---------- Supplied material ----------

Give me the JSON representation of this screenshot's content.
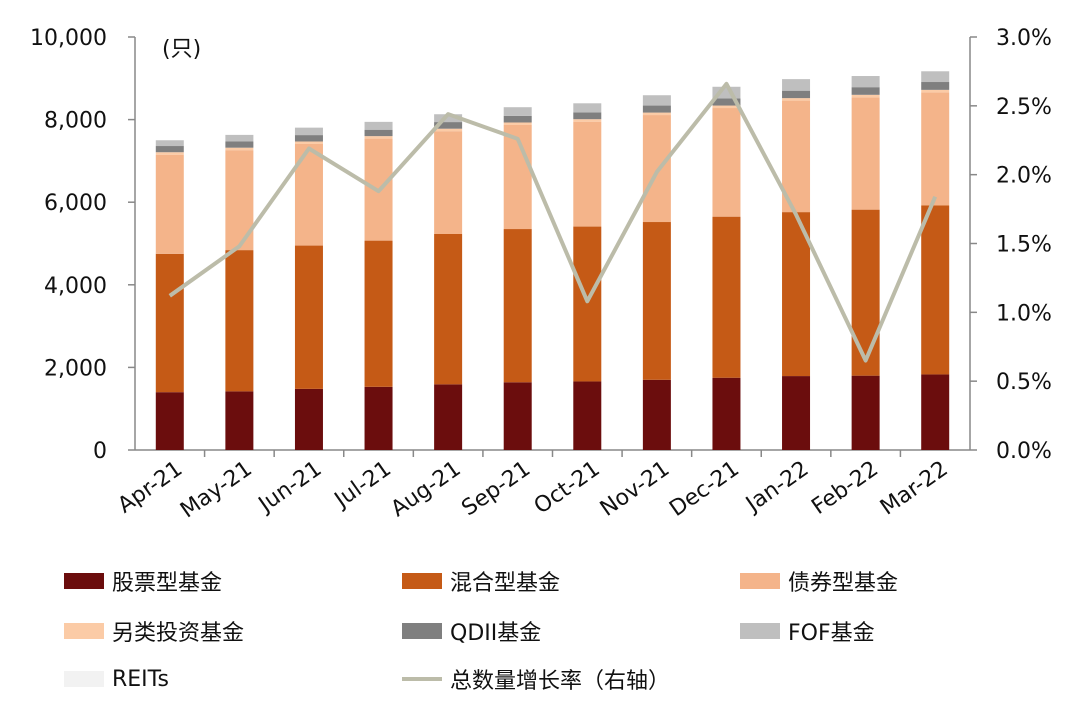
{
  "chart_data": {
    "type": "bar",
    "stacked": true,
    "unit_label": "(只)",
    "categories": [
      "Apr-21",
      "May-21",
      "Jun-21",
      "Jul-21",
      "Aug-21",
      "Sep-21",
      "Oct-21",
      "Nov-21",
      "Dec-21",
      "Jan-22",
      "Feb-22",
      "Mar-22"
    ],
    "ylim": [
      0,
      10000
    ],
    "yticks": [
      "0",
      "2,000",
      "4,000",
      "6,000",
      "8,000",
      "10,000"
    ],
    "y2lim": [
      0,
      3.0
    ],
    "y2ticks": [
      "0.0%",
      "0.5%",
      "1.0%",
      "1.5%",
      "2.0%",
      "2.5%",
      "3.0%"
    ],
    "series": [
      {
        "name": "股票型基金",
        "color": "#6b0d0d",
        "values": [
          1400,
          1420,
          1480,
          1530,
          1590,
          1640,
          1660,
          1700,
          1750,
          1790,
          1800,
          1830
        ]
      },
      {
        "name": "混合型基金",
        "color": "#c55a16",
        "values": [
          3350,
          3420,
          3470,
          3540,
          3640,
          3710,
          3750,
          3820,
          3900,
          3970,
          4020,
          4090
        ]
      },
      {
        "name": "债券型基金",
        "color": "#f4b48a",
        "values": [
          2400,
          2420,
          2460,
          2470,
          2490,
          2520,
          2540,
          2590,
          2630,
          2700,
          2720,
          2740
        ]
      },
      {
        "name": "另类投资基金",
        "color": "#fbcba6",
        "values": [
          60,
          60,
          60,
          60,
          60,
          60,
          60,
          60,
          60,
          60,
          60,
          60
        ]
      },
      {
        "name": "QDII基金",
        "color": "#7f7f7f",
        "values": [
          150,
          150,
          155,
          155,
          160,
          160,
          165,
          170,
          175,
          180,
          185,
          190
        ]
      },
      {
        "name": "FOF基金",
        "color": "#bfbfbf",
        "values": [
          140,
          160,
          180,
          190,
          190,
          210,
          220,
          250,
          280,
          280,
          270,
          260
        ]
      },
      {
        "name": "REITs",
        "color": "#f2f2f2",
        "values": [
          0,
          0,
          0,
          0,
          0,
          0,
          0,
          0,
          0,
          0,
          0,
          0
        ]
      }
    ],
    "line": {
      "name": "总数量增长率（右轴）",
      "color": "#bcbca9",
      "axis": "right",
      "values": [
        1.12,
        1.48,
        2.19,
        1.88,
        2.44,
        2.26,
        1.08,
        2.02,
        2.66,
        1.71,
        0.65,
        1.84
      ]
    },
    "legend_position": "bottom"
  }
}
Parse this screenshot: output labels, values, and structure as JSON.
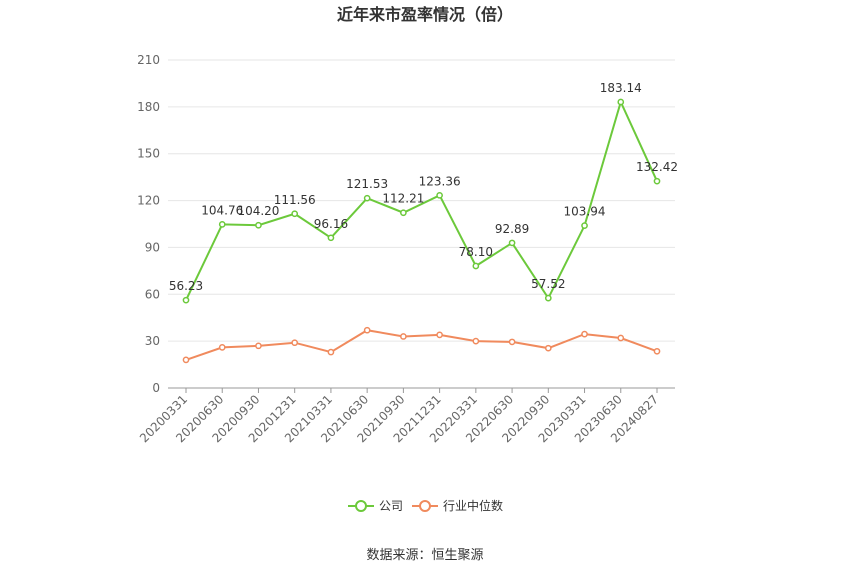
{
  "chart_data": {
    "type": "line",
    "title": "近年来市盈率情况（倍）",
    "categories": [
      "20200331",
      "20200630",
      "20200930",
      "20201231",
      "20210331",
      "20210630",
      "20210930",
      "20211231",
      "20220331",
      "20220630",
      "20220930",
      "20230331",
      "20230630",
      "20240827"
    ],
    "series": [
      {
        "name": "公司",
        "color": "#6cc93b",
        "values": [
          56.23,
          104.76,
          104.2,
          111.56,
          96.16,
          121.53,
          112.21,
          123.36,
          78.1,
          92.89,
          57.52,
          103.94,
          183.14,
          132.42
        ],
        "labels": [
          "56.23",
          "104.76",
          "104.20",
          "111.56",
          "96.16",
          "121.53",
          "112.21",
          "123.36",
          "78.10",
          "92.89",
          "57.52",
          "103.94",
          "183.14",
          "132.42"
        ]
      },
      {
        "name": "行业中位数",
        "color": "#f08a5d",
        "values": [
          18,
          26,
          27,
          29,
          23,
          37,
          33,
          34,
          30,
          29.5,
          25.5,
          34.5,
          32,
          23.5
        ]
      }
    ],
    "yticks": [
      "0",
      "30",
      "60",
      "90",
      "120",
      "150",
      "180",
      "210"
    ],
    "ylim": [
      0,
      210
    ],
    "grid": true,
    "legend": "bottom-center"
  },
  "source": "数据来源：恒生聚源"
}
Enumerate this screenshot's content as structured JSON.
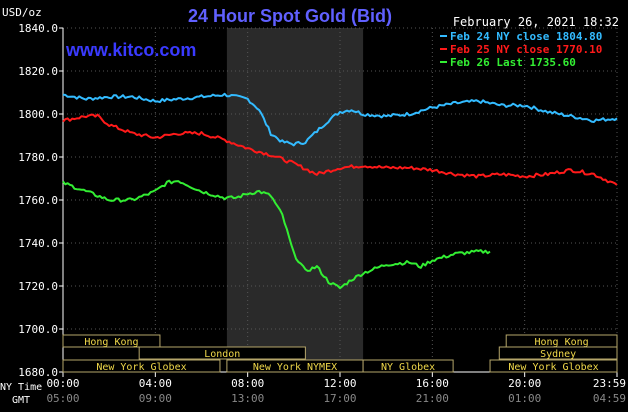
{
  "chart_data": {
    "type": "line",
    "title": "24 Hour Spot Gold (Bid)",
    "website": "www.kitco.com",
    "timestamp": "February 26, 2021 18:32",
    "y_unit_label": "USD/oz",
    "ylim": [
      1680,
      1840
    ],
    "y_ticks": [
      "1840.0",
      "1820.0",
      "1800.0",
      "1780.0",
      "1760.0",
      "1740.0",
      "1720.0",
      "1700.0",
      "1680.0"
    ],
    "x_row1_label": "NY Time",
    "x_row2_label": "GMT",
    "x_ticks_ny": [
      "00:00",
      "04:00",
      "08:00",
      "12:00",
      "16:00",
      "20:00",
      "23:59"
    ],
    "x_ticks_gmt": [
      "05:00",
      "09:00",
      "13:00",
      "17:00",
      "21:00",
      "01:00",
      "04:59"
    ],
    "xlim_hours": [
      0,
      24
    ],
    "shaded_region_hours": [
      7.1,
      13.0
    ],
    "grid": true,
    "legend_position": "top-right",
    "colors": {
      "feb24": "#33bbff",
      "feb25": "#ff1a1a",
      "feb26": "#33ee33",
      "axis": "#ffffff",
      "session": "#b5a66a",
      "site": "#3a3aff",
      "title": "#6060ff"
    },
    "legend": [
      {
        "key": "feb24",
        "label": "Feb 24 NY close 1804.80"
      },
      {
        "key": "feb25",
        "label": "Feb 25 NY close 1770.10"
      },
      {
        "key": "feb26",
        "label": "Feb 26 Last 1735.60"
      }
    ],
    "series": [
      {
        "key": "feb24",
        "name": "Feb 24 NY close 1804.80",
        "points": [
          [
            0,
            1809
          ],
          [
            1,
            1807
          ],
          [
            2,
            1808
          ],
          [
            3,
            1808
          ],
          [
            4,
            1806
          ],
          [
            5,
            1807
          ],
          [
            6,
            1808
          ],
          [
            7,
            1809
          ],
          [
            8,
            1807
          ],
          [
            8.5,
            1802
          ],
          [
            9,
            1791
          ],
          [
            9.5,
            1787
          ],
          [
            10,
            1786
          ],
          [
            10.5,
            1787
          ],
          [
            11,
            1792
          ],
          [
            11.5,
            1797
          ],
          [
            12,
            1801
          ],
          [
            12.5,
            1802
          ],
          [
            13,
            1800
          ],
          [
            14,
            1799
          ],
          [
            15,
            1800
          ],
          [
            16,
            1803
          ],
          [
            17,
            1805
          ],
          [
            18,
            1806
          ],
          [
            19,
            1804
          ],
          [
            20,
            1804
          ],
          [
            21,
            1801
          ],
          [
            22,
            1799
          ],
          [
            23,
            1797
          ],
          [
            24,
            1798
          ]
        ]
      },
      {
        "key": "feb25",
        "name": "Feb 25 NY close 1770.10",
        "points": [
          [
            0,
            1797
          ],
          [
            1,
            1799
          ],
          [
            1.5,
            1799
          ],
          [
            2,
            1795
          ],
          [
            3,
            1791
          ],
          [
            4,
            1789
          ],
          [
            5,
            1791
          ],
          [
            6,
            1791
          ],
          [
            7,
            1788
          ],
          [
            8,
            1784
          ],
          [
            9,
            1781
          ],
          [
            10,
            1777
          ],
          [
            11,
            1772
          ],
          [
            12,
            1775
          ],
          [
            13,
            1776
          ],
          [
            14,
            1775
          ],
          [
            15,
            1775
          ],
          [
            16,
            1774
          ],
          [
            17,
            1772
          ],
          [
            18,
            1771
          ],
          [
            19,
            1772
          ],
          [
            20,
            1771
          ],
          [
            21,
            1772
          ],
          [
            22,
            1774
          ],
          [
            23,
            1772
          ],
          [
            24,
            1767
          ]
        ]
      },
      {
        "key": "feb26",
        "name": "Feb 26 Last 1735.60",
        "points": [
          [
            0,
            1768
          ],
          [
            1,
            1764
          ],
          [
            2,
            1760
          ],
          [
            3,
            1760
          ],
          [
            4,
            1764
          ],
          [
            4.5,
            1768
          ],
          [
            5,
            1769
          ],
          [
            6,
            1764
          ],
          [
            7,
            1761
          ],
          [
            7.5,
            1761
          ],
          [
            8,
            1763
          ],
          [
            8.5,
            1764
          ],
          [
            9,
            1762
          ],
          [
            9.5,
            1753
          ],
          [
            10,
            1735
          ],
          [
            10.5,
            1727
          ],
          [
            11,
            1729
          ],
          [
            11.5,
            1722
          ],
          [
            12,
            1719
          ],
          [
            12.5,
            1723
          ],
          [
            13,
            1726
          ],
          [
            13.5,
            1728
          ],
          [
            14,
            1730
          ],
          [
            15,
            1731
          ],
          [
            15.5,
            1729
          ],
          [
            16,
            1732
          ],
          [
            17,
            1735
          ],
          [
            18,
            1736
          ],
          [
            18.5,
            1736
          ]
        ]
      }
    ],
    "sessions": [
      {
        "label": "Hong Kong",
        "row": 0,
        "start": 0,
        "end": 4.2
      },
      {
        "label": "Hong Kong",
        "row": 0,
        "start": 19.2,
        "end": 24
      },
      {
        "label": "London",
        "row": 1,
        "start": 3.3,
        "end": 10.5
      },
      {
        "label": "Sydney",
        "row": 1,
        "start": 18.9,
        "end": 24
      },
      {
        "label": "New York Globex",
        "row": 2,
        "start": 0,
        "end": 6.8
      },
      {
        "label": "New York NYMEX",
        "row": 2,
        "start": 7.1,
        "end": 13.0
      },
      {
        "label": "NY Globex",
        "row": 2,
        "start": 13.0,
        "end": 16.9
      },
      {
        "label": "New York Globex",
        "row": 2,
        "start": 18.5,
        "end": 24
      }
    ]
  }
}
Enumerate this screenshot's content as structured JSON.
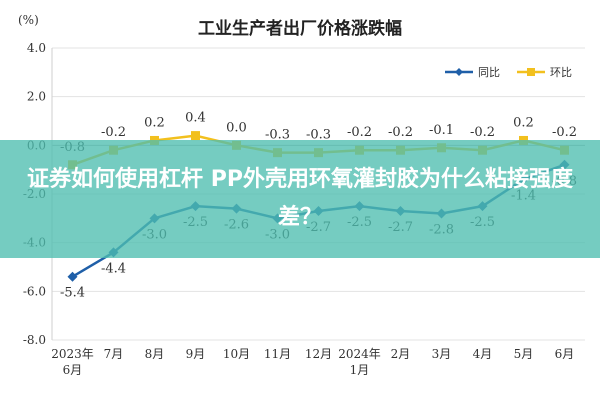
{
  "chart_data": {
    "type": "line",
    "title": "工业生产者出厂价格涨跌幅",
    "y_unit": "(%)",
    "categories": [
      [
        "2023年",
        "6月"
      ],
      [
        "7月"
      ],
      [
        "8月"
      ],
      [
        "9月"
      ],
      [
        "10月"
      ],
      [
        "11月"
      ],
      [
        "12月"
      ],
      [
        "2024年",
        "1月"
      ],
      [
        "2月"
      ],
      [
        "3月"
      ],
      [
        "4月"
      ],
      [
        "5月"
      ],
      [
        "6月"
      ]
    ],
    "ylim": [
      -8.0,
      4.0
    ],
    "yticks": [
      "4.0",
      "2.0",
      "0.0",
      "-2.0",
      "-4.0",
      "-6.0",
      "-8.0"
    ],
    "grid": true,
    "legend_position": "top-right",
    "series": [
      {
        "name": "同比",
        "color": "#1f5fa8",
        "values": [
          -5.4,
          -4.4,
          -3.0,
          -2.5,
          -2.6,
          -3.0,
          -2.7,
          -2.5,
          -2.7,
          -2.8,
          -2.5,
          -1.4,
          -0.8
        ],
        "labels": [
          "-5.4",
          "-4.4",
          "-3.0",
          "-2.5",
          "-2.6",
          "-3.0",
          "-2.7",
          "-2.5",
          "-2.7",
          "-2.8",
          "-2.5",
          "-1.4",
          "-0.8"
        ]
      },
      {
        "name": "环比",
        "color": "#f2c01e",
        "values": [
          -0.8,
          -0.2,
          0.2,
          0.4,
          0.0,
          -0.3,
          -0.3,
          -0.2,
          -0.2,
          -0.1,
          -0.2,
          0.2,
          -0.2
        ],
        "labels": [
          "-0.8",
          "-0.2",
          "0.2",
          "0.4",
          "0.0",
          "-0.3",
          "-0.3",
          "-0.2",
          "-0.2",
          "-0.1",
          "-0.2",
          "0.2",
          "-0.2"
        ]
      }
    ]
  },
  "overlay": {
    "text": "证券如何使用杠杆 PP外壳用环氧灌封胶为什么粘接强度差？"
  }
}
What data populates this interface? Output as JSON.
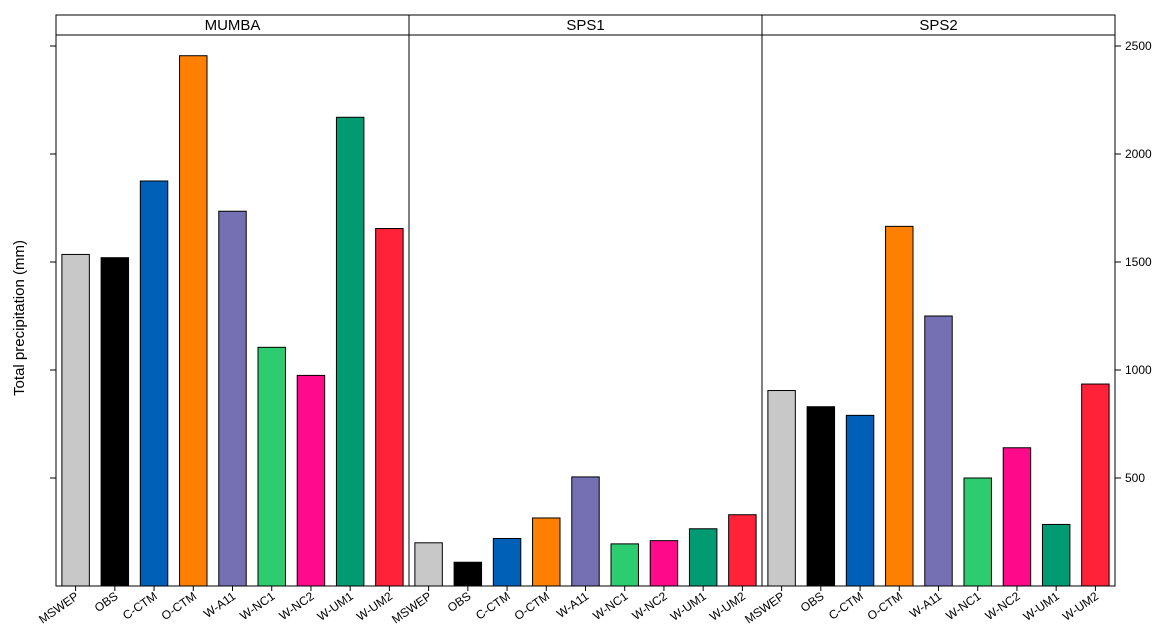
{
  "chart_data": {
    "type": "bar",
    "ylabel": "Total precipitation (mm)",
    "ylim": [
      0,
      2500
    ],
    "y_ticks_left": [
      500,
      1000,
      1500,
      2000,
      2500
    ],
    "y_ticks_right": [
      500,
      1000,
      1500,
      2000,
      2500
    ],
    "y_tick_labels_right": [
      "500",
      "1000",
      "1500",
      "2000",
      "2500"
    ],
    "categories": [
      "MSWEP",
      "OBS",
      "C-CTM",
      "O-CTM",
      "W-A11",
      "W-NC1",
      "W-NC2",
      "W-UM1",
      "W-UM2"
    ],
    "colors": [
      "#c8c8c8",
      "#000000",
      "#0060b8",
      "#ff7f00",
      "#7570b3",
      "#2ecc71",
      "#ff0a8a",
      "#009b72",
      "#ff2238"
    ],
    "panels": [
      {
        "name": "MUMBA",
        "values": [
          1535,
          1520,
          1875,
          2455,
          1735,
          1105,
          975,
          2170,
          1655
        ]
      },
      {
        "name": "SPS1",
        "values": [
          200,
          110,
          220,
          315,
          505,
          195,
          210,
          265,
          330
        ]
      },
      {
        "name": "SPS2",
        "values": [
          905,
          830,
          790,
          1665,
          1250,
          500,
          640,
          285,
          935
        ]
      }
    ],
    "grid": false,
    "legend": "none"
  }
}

----------

◆ Problem statement:
Show each line of the listing that holds the string "this".

◆ Worked answer:
Give me the JSON representation of this screenshot's content.
Parse this screenshot: output labels, values, and structure as JSON.
Enumerate this screenshot's content as structured JSON.
Enumerate this screenshot's content as structured JSON.
What data populates this interface? Output as JSON.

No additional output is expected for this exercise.